* **Information shown**:
┏━━

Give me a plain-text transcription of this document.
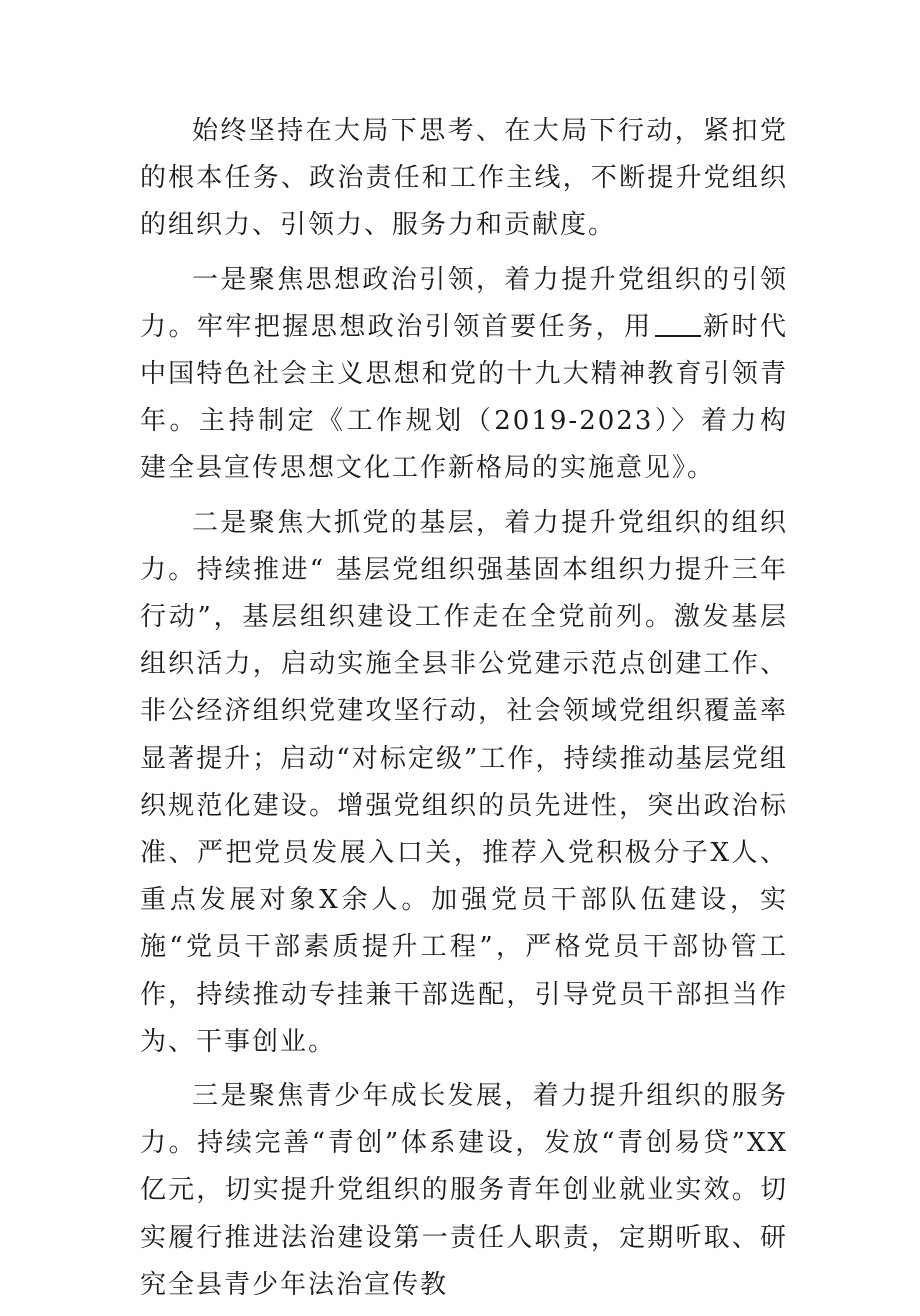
始终坚持在大局下思考、在大局下行动，紧扣党的根本任务、政治责任和工作主线，不断提升党组织的组织力、引领力、服务力和贡献度。

一是聚焦思想政治引领，着力提升党组织的引领力。牢牢把握思想政治引领首要任务，用 新时代中国特色社会主义思想和党的十九大精神教育引领青年。主持制定《工作规划（2019-2023）〉着力构建全县宣传思想文化工作新格局的实施意见》。

二是聚焦大抓党的基层，着力提升党组织的组织力。持续推进“ 基层党组织强基固本组织力提升三年行动”，基层组织建设工作走在全党前列。激发基层组织活力，启动实施全县非公党建示范点创建工作、非公经济组织党建攻坚行动，社会领域党组织覆盖率显著提升；启动“对标定级”工作，持续推动基层党组织规范化建设。增强党组织的员先进性，突出政治标准、严把党员发展入口关，推荐入党积极分子X人、重点发展对象X余人。加强党员干部队伍建设，实施“党员干部素质提升工程”，严格党员干部协管工作，持续推动专挂兼干部选配，引导党员干部担当作为、干事创业。

三是聚焦青少年成长发展，着力提升组织的服务力。持续完善“青创”体系建设，发放“青创易贷”XX亿元，切实提升党组织的服务青年创业就业实效。切实履行推进法治建设第一责任人职责，定期听取、研究全县青少年法治宣传教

┗━━

* **The problem**:
From the records given above, reproduce all text exactly and exclude each picture.

* **Response**:
Give me a plain-text transcription of this document.
始终坚持在大局下思考、在大局下行动，紧扣党的根本任务、政治责任和工作主线，不断提升党组织的组织力、引领力、服务力和贡献度。

一是聚焦思想政治引领，着力提升党组织的引领力。牢牢把握思想政治引领首要任务，用 新时代中国特色社会主义思想和党的十九大精神教育引领青年。主持制定《工作规划（2019-2023）〉着力构建全县宣传思想文化工作新格局的实施意见》。

二是聚焦大抓党的基层，着力提升党组织的组织力。持续推进“ 基层党组织强基固本组织力提升三年行动”，基层组织建设工作走在全党前列。激发基层组织活力，启动实施全县非公党建示范点创建工作、非公经济组织党建攻坚行动，社会领域党组织覆盖率显著提升；启动“对标定级”工作，持续推动基层党组织规范化建设。增强党组织的员先进性，突出政治标准、严把党员发展入口关，推荐入党积极分子X人、重点发展对象X余人。加强党员干部队伍建设，实施“党员干部素质提升工程”，严格党员干部协管工作，持续推动专挂兼干部选配，引导党员干部担当作为、干事创业。

三是聚焦青少年成长发展，着力提升组织的服务力。持续完善“青创”体系建设，发放“青创易贷”XX亿元，切实提升党组织的服务青年创业就业实效。切实履行推进法治建设第一责任人职责，定期听取、研究全县青少年法治宣传教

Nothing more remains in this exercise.